### WRITTEN TASK
Return all entries precisely as they stand, without the images.
begin DATASET RECORDS
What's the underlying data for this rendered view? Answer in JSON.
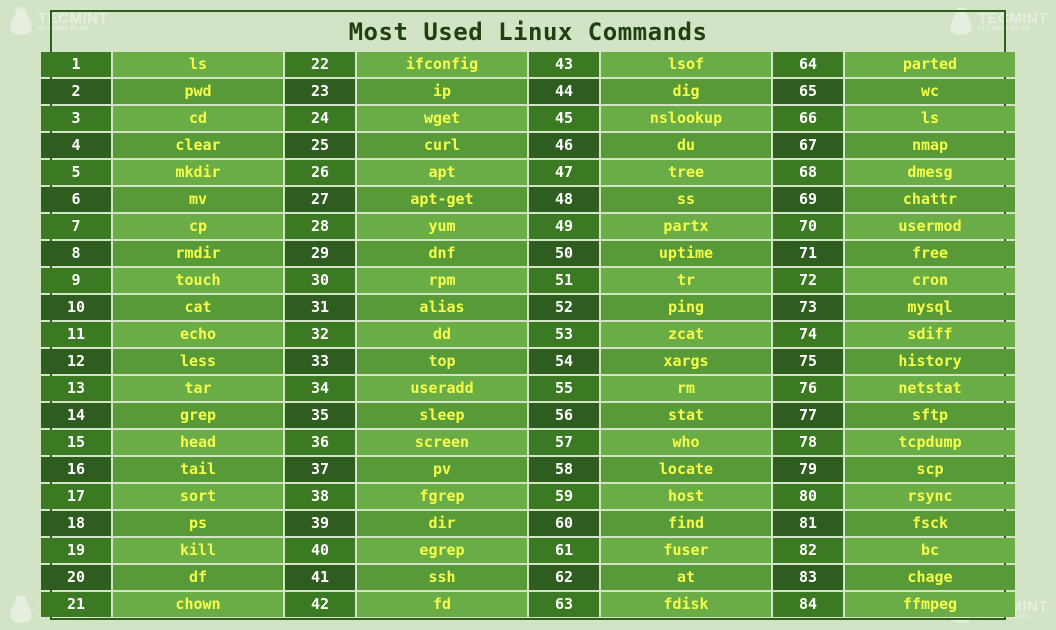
{
  "title": "Most Used Linux Commands",
  "brand_name": "TECMINT",
  "brand_tag": "#1 LINUX BLOG",
  "columns_per_group": 4,
  "rows": 21,
  "commands": [
    {
      "n": 1,
      "c": "ls"
    },
    {
      "n": 2,
      "c": "pwd"
    },
    {
      "n": 3,
      "c": "cd"
    },
    {
      "n": 4,
      "c": "clear"
    },
    {
      "n": 5,
      "c": "mkdir"
    },
    {
      "n": 6,
      "c": "mv"
    },
    {
      "n": 7,
      "c": "cp"
    },
    {
      "n": 8,
      "c": "rmdir"
    },
    {
      "n": 9,
      "c": "touch"
    },
    {
      "n": 10,
      "c": "cat"
    },
    {
      "n": 11,
      "c": "echo"
    },
    {
      "n": 12,
      "c": "less"
    },
    {
      "n": 13,
      "c": "tar"
    },
    {
      "n": 14,
      "c": "grep"
    },
    {
      "n": 15,
      "c": "head"
    },
    {
      "n": 16,
      "c": "tail"
    },
    {
      "n": 17,
      "c": "sort"
    },
    {
      "n": 18,
      "c": "ps"
    },
    {
      "n": 19,
      "c": "kill"
    },
    {
      "n": 20,
      "c": "df"
    },
    {
      "n": 21,
      "c": "chown"
    },
    {
      "n": 22,
      "c": "ifconfig"
    },
    {
      "n": 23,
      "c": "ip"
    },
    {
      "n": 24,
      "c": "wget"
    },
    {
      "n": 25,
      "c": "curl"
    },
    {
      "n": 26,
      "c": "apt"
    },
    {
      "n": 27,
      "c": "apt-get"
    },
    {
      "n": 28,
      "c": "yum"
    },
    {
      "n": 29,
      "c": "dnf"
    },
    {
      "n": 30,
      "c": "rpm"
    },
    {
      "n": 31,
      "c": "alias"
    },
    {
      "n": 32,
      "c": "dd"
    },
    {
      "n": 33,
      "c": "top"
    },
    {
      "n": 34,
      "c": "useradd"
    },
    {
      "n": 35,
      "c": "sleep"
    },
    {
      "n": 36,
      "c": "screen"
    },
    {
      "n": 37,
      "c": "pv"
    },
    {
      "n": 38,
      "c": "fgrep"
    },
    {
      "n": 39,
      "c": "dir"
    },
    {
      "n": 40,
      "c": "egrep"
    },
    {
      "n": 41,
      "c": "ssh"
    },
    {
      "n": 42,
      "c": "fd"
    },
    {
      "n": 43,
      "c": "lsof"
    },
    {
      "n": 44,
      "c": "dig"
    },
    {
      "n": 45,
      "c": "nslookup"
    },
    {
      "n": 46,
      "c": "du"
    },
    {
      "n": 47,
      "c": "tree"
    },
    {
      "n": 48,
      "c": "ss"
    },
    {
      "n": 49,
      "c": "partx"
    },
    {
      "n": 50,
      "c": "uptime"
    },
    {
      "n": 51,
      "c": "tr"
    },
    {
      "n": 52,
      "c": "ping"
    },
    {
      "n": 53,
      "c": "zcat"
    },
    {
      "n": 54,
      "c": "xargs"
    },
    {
      "n": 55,
      "c": "rm"
    },
    {
      "n": 56,
      "c": "stat"
    },
    {
      "n": 57,
      "c": "who"
    },
    {
      "n": 58,
      "c": "locate"
    },
    {
      "n": 59,
      "c": "host"
    },
    {
      "n": 60,
      "c": "find"
    },
    {
      "n": 61,
      "c": "fuser"
    },
    {
      "n": 62,
      "c": "at"
    },
    {
      "n": 63,
      "c": "fdisk"
    },
    {
      "n": 64,
      "c": "parted"
    },
    {
      "n": 65,
      "c": "wc"
    },
    {
      "n": 66,
      "c": "ls"
    },
    {
      "n": 67,
      "c": "nmap"
    },
    {
      "n": 68,
      "c": "dmesg"
    },
    {
      "n": 69,
      "c": "chattr"
    },
    {
      "n": 70,
      "c": "usermod"
    },
    {
      "n": 71,
      "c": "free"
    },
    {
      "n": 72,
      "c": "cron"
    },
    {
      "n": 73,
      "c": "mysql"
    },
    {
      "n": 74,
      "c": "sdiff"
    },
    {
      "n": 75,
      "c": "history"
    },
    {
      "n": 76,
      "c": "netstat"
    },
    {
      "n": 77,
      "c": "sftp"
    },
    {
      "n": 78,
      "c": "tcpdump"
    },
    {
      "n": 79,
      "c": "scp"
    },
    {
      "n": 80,
      "c": "rsync"
    },
    {
      "n": 81,
      "c": "fsck"
    },
    {
      "n": 82,
      "c": "bc"
    },
    {
      "n": 83,
      "c": "chage"
    },
    {
      "n": 84,
      "c": "ffmpeg"
    }
  ]
}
end DATASET RECORDS
### EXERCISE ANSWER
What's the underlying data for this rendered view? Answer in JSON.
{
  "title": "Most Used Linux Commands",
  "brand_name": "TECMINT",
  "brand_tag": "#1 LINUX BLOG",
  "columns_per_group": 4,
  "rows": 21,
  "commands": [
    {
      "n": 1,
      "c": "ls"
    },
    {
      "n": 2,
      "c": "pwd"
    },
    {
      "n": 3,
      "c": "cd"
    },
    {
      "n": 4,
      "c": "clear"
    },
    {
      "n": 5,
      "c": "mkdir"
    },
    {
      "n": 6,
      "c": "mv"
    },
    {
      "n": 7,
      "c": "cp"
    },
    {
      "n": 8,
      "c": "rmdir"
    },
    {
      "n": 9,
      "c": "touch"
    },
    {
      "n": 10,
      "c": "cat"
    },
    {
      "n": 11,
      "c": "echo"
    },
    {
      "n": 12,
      "c": "less"
    },
    {
      "n": 13,
      "c": "tar"
    },
    {
      "n": 14,
      "c": "grep"
    },
    {
      "n": 15,
      "c": "head"
    },
    {
      "n": 16,
      "c": "tail"
    },
    {
      "n": 17,
      "c": "sort"
    },
    {
      "n": 18,
      "c": "ps"
    },
    {
      "n": 19,
      "c": "kill"
    },
    {
      "n": 20,
      "c": "df"
    },
    {
      "n": 21,
      "c": "chown"
    },
    {
      "n": 22,
      "c": "ifconfig"
    },
    {
      "n": 23,
      "c": "ip"
    },
    {
      "n": 24,
      "c": "wget"
    },
    {
      "n": 25,
      "c": "curl"
    },
    {
      "n": 26,
      "c": "apt"
    },
    {
      "n": 27,
      "c": "apt-get"
    },
    {
      "n": 28,
      "c": "yum"
    },
    {
      "n": 29,
      "c": "dnf"
    },
    {
      "n": 30,
      "c": "rpm"
    },
    {
      "n": 31,
      "c": "alias"
    },
    {
      "n": 32,
      "c": "dd"
    },
    {
      "n": 33,
      "c": "top"
    },
    {
      "n": 34,
      "c": "useradd"
    },
    {
      "n": 35,
      "c": "sleep"
    },
    {
      "n": 36,
      "c": "screen"
    },
    {
      "n": 37,
      "c": "pv"
    },
    {
      "n": 38,
      "c": "fgrep"
    },
    {
      "n": 39,
      "c": "dir"
    },
    {
      "n": 40,
      "c": "egrep"
    },
    {
      "n": 41,
      "c": "ssh"
    },
    {
      "n": 42,
      "c": "fd"
    },
    {
      "n": 43,
      "c": "lsof"
    },
    {
      "n": 44,
      "c": "dig"
    },
    {
      "n": 45,
      "c": "nslookup"
    },
    {
      "n": 46,
      "c": "du"
    },
    {
      "n": 47,
      "c": "tree"
    },
    {
      "n": 48,
      "c": "ss"
    },
    {
      "n": 49,
      "c": "partx"
    },
    {
      "n": 50,
      "c": "uptime"
    },
    {
      "n": 51,
      "c": "tr"
    },
    {
      "n": 52,
      "c": "ping"
    },
    {
      "n": 53,
      "c": "zcat"
    },
    {
      "n": 54,
      "c": "xargs"
    },
    {
      "n": 55,
      "c": "rm"
    },
    {
      "n": 56,
      "c": "stat"
    },
    {
      "n": 57,
      "c": "who"
    },
    {
      "n": 58,
      "c": "locate"
    },
    {
      "n": 59,
      "c": "host"
    },
    {
      "n": 60,
      "c": "find"
    },
    {
      "n": 61,
      "c": "fuser"
    },
    {
      "n": 62,
      "c": "at"
    },
    {
      "n": 63,
      "c": "fdisk"
    },
    {
      "n": 64,
      "c": "parted"
    },
    {
      "n": 65,
      "c": "wc"
    },
    {
      "n": 66,
      "c": "ls"
    },
    {
      "n": 67,
      "c": "nmap"
    },
    {
      "n": 68,
      "c": "dmesg"
    },
    {
      "n": 69,
      "c": "chattr"
    },
    {
      "n": 70,
      "c": "usermod"
    },
    {
      "n": 71,
      "c": "free"
    },
    {
      "n": 72,
      "c": "cron"
    },
    {
      "n": 73,
      "c": "mysql"
    },
    {
      "n": 74,
      "c": "sdiff"
    },
    {
      "n": 75,
      "c": "history"
    },
    {
      "n": 76,
      "c": "netstat"
    },
    {
      "n": 77,
      "c": "sftp"
    },
    {
      "n": 78,
      "c": "tcpdump"
    },
    {
      "n": 79,
      "c": "scp"
    },
    {
      "n": 80,
      "c": "rsync"
    },
    {
      "n": 81,
      "c": "fsck"
    },
    {
      "n": 82,
      "c": "bc"
    },
    {
      "n": 83,
      "c": "chage"
    },
    {
      "n": 84,
      "c": "ffmpeg"
    }
  ]
}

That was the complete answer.